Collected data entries
------
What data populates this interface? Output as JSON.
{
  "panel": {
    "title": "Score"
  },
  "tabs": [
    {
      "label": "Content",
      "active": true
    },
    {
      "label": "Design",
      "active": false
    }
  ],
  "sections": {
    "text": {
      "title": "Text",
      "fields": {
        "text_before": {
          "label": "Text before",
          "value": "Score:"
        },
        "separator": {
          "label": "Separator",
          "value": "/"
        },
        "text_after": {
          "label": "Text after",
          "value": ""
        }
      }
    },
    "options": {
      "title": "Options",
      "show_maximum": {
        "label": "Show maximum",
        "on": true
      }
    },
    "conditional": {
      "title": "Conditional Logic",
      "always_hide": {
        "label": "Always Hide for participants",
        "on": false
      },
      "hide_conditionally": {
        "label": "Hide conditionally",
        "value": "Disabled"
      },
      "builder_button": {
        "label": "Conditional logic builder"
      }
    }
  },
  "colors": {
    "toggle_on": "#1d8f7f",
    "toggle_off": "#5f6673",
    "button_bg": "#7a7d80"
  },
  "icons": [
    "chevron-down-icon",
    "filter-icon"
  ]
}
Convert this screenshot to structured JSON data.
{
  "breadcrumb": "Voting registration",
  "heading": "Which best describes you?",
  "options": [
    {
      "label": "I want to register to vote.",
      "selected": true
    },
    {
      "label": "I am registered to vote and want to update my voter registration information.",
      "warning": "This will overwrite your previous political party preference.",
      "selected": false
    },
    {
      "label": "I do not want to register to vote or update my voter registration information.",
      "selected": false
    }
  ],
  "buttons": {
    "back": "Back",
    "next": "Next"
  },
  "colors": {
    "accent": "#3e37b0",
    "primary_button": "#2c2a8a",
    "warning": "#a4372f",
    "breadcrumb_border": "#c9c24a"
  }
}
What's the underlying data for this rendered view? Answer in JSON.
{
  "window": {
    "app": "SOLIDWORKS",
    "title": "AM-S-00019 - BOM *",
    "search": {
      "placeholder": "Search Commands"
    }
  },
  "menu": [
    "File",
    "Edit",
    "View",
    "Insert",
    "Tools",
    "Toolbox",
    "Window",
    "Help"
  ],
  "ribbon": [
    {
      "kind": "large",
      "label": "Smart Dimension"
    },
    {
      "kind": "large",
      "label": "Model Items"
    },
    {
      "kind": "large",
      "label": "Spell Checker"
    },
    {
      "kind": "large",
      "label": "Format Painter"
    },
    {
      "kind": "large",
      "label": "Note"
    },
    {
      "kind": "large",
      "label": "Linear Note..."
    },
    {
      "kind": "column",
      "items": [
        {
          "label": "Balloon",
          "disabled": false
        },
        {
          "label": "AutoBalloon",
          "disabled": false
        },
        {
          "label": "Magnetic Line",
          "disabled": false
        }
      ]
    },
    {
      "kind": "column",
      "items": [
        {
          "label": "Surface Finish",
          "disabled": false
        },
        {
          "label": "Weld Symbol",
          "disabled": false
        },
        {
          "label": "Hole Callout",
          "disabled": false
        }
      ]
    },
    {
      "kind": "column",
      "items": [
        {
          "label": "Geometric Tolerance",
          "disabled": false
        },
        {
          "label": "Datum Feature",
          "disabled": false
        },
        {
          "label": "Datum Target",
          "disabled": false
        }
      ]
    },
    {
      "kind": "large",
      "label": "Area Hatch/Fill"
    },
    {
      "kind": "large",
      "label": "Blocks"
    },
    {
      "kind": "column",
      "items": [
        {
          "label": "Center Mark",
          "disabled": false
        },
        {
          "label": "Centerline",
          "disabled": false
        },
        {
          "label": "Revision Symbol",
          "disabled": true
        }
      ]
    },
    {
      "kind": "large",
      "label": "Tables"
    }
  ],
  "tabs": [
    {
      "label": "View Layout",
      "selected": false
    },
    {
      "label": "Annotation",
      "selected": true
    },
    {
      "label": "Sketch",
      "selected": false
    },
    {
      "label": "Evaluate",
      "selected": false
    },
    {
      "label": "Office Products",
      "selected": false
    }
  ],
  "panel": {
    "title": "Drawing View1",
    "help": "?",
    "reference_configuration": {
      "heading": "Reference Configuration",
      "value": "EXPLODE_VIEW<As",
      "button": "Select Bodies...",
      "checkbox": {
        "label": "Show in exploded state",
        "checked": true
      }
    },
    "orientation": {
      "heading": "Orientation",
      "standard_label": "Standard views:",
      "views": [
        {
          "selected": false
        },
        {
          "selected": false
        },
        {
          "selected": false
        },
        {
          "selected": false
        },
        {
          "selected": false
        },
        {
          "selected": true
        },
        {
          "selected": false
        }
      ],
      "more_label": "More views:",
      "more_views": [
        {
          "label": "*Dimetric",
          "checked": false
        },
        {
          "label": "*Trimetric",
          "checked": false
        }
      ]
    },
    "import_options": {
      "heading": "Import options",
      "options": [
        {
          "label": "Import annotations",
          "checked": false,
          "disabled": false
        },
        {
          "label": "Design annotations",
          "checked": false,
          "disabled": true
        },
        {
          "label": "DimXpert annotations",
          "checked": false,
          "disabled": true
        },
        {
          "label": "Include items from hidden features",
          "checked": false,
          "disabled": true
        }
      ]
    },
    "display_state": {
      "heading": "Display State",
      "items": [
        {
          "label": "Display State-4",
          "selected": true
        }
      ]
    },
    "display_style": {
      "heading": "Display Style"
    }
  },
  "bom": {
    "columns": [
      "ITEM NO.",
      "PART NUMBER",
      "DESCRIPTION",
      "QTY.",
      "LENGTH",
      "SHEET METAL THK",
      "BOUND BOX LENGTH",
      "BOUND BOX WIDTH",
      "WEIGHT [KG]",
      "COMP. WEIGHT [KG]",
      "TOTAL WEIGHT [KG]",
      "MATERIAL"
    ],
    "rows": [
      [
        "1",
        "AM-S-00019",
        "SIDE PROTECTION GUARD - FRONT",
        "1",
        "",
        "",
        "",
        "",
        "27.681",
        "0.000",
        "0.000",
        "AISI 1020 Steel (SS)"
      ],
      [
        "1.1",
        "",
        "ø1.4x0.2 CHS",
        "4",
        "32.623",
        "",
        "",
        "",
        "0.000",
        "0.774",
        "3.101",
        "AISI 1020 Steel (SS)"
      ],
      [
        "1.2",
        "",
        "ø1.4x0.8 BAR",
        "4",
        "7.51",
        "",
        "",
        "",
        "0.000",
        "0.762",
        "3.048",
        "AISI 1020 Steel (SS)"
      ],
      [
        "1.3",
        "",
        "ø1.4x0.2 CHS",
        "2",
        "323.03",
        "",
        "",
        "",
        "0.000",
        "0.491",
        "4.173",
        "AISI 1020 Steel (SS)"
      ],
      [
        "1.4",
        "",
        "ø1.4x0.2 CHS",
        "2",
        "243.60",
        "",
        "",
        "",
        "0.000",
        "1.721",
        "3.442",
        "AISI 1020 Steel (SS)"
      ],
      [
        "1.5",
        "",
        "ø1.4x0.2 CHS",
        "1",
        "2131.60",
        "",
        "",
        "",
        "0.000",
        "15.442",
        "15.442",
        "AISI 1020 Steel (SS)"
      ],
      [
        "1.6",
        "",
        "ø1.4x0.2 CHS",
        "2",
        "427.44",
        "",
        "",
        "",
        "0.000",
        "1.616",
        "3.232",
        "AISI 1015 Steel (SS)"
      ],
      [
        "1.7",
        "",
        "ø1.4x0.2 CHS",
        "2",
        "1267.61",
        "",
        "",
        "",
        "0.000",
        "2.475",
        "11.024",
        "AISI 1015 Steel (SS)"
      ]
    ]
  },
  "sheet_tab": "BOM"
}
------
Send back every record, precisely as written.

What data populates this interface? Output as JSON.
{
  "panel": {
    "title": "Score"
  },
  "tabs": [
    {
      "label": "Content",
      "active": true
    },
    {
      "label": "Design",
      "active": false
    }
  ],
  "sections": {
    "text": {
      "title": "Text",
      "fields": {
        "text_before": {
          "label": "Text before",
          "value": "Score:"
        },
        "separator": {
          "label": "Separator",
          "value": "/"
        },
        "text_after": {
          "label": "Text after",
          "value": ""
        }
      }
    },
    "options": {
      "title": "Options",
      "show_maximum": {
        "label": "Show maximum",
        "on": true
      }
    },
    "conditional": {
      "title": "Conditional Logic",
      "always_hide": {
        "label": "Always Hide for participants",
        "on": false
      },
      "hide_conditionally": {
        "label": "Hide conditionally",
        "value": "Disabled"
      },
      "builder_button": {
        "label": "Conditional logic builder"
      }
    }
  },
  "colors": {
    "toggle_on": "#1d8f7f",
    "toggle_off": "#5f6673",
    "button_bg": "#7a7d80"
  },
  "icons": [
    "chevron-down-icon",
    "filter-icon"
  ]
}
Convert this screenshot to structured JSON data.
{
  "breadcrumb": "Voting registration",
  "heading": "Which best describes you?",
  "options": [
    {
      "label": "I want to register to vote.",
      "selected": true
    },
    {
      "label": "I am registered to vote and want to update my voter registration information.",
      "warning": "This will overwrite your previous political party preference.",
      "selected": false
    },
    {
      "label": "I do not want to register to vote or update my voter registration information.",
      "selected": false
    }
  ],
  "buttons": {
    "back": "Back",
    "next": "Next"
  },
  "colors": {
    "accent": "#3e37b0",
    "primary_button": "#2c2a8a",
    "warning": "#a4372f",
    "breadcrumb_border": "#c9c24a"
  }
}
What's the underlying data for this rendered view? Answer in JSON.
{
  "window": {
    "app": "SOLIDWORKS",
    "title": "AM-S-00019 - BOM *",
    "search": {
      "placeholder": "Search Commands"
    }
  },
  "menu": [
    "File",
    "Edit",
    "View",
    "Insert",
    "Tools",
    "Toolbox",
    "Window",
    "Help"
  ],
  "ribbon": [
    {
      "kind": "large",
      "label": "Smart Dimension"
    },
    {
      "kind": "large",
      "label": "Model Items"
    },
    {
      "kind": "large",
      "label": "Spell Checker"
    },
    {
      "kind": "large",
      "label": "Format Painter"
    },
    {
      "kind": "large",
      "label": "Note"
    },
    {
      "kind": "large",
      "label": "Linear Note..."
    },
    {
      "kind": "column",
      "items": [
        {
          "label": "Balloon",
          "disabled": false
        },
        {
          "label": "AutoBalloon",
          "disabled": false
        },
        {
          "label": "Magnetic Line",
          "disabled": false
        }
      ]
    },
    {
      "kind": "column",
      "items": [
        {
          "label": "Surface Finish",
          "disabled": false
        },
        {
          "label": "Weld Symbol",
          "disabled": false
        },
        {
          "label": "Hole Callout",
          "disabled": false
        }
      ]
    },
    {
      "kind": "column",
      "items": [
        {
          "label": "Geometric Tolerance",
          "disabled": false
        },
        {
          "label": "Datum Feature",
          "disabled": false
        },
        {
          "label": "Datum Target",
          "disabled": false
        }
      ]
    },
    {
      "kind": "large",
      "label": "Area Hatch/Fill"
    },
    {
      "kind": "large",
      "label": "Blocks"
    },
    {
      "kind": "column",
      "items": [
        {
          "label": "Center Mark",
          "disabled": false
        },
        {
          "label": "Centerline",
          "disabled": false
        },
        {
          "label": "Revision Symbol",
          "disabled": true
        }
      ]
    },
    {
      "kind": "large",
      "label": "Tables"
    }
  ],
  "tabs": [
    {
      "label": "View Layout",
      "selected": false
    },
    {
      "label": "Annotation",
      "selected": true
    },
    {
      "label": "Sketch",
      "selected": false
    },
    {
      "label": "Evaluate",
      "selected": false
    },
    {
      "label": "Office Products",
      "selected": false
    }
  ],
  "panel": {
    "title": "Drawing View1",
    "help": "?",
    "reference_configuration": {
      "heading": "Reference Configuration",
      "value": "EXPLODE_VIEW<As",
      "button": "Select Bodies...",
      "checkbox": {
        "label": "Show in exploded state",
        "checked": true
      }
    },
    "orientation": {
      "heading": "Orientation",
      "standard_label": "Standard views:",
      "views": [
        {
          "selected": false
        },
        {
          "selected": false
        },
        {
          "selected": false
        },
        {
          "selected": false
        },
        {
          "selected": false
        },
        {
          "selected": true
        },
        {
          "selected": false
        }
      ],
      "more_label": "More views:",
      "more_views": [
        {
          "label": "*Dimetric",
          "checked": false
        },
        {
          "label": "*Trimetric",
          "checked": false
        }
      ]
    },
    "import_options": {
      "heading": "Import options",
      "options": [
        {
          "label": "Import annotations",
          "checked": false,
          "disabled": false
        },
        {
          "label": "Design annotations",
          "checked": false,
          "disabled": true
        },
        {
          "label": "DimXpert annotations",
          "checked": false,
          "disabled": true
        },
        {
          "label": "Include items from hidden features",
          "checked": false,
          "disabled": true
        }
      ]
    },
    "display_state": {
      "heading": "Display State",
      "items": [
        {
          "label": "Display State-4",
          "selected": true
        }
      ]
    },
    "display_style": {
      "heading": "Display Style"
    }
  },
  "bom": {
    "columns": [
      "ITEM NO.",
      "PART NUMBER",
      "DESCRIPTION",
      "QTY.",
      "LENGTH",
      "SHEET METAL THK",
      "BOUND BOX LENGTH",
      "BOUND BOX WIDTH",
      "WEIGHT [KG]",
      "COMP. WEIGHT [KG]",
      "TOTAL WEIGHT [KG]",
      "MATERIAL"
    ],
    "rows": [
      [
        "1",
        "AM-S-00019",
        "SIDE PROTECTION GUARD - FRONT",
        "1",
        "",
        "",
        "",
        "",
        "27.681",
        "0.000",
        "0.000",
        "AISI 1020 Steel (SS)"
      ],
      [
        "1.1",
        "",
        "ø1.4x0.2 CHS",
        "4",
        "32.623",
        "",
        "",
        "",
        "0.000",
        "0.774",
        "3.101",
        "AISI 1020 Steel (SS)"
      ],
      [
        "1.2",
        "",
        "ø1.4x0.8 BAR",
        "4",
        "7.51",
        "",
        "",
        "",
        "0.000",
        "0.762",
        "3.048",
        "AISI 1020 Steel (SS)"
      ],
      [
        "1.3",
        "",
        "ø1.4x0.2 CHS",
        "2",
        "323.03",
        "",
        "",
        "",
        "0.000",
        "0.491",
        "4.173",
        "AISI 1020 Steel (SS)"
      ],
      [
        "1.4",
        "",
        "ø1.4x0.2 CHS",
        "2",
        "243.60",
        "",
        "",
        "",
        "0.000",
        "1.721",
        "3.442",
        "AISI 1020 Steel (SS)"
      ],
      [
        "1.5",
        "",
        "ø1.4x0.2 CHS",
        "1",
        "2131.60",
        "",
        "",
        "",
        "0.000",
        "15.442",
        "15.442",
        "AISI 1020 Steel (SS)"
      ],
      [
        "1.6",
        "",
        "ø1.4x0.2 CHS",
        "2",
        "427.44",
        "",
        "",
        "",
        "0.000",
        "1.616",
        "3.232",
        "AISI 1015 Steel (SS)"
      ],
      [
        "1.7",
        "",
        "ø1.4x0.2 CHS",
        "2",
        "1267.61",
        "",
        "",
        "",
        "0.000",
        "2.475",
        "11.024",
        "AISI 1015 Steel (SS)"
      ]
    ]
  },
  "sheet_tab": "BOM"
}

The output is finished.